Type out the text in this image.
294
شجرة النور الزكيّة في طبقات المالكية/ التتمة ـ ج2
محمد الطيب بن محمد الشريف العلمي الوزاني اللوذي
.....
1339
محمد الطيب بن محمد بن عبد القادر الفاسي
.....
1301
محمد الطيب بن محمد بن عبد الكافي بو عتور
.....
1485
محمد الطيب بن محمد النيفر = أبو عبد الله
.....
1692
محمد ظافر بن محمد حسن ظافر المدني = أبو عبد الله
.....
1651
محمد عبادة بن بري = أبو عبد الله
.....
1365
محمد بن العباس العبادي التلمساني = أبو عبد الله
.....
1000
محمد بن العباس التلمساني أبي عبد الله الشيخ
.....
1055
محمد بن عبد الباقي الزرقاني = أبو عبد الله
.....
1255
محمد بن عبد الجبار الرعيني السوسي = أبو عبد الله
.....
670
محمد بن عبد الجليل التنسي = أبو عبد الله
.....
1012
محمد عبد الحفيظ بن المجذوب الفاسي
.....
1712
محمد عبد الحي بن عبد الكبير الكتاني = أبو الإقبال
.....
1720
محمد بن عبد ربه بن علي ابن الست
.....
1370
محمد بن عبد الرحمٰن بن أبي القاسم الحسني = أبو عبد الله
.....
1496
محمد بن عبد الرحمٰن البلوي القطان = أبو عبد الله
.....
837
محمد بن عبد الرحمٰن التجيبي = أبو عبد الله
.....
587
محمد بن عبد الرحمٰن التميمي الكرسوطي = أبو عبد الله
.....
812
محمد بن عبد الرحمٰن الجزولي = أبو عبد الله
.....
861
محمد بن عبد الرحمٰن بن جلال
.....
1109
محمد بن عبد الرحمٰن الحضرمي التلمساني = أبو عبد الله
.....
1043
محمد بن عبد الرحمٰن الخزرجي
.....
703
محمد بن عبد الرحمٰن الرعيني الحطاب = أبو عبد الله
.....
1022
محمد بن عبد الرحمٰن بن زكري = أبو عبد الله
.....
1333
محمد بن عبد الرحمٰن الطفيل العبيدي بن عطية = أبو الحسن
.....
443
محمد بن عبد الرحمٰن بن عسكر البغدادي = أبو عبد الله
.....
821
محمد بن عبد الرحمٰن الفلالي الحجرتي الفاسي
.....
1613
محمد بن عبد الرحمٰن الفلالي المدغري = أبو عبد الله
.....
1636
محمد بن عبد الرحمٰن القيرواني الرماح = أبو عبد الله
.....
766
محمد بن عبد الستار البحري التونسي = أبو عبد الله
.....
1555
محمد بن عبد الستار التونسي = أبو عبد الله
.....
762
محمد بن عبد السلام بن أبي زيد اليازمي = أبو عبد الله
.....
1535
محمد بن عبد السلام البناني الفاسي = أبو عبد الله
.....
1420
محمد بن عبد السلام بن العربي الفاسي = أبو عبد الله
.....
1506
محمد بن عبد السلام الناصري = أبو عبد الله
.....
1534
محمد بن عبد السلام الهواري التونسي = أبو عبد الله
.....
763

++++++++++++++++++++

Filter the entries down to the lines containing "الفاسي". Copy each of those lines.

محمد الطيب بن محمد بن عبد القادر الفاسي
محمد عبد الحفيظ بن المجذوب الفاسي
محمد بن عبد الرحمٰن الفلالي الحجرتي الفاسي
محمد بن عبد السلام البناني الفاسي = أبو عبد الله
محمد بن عبد السلام بن العربي الفاسي = أبو عبد الله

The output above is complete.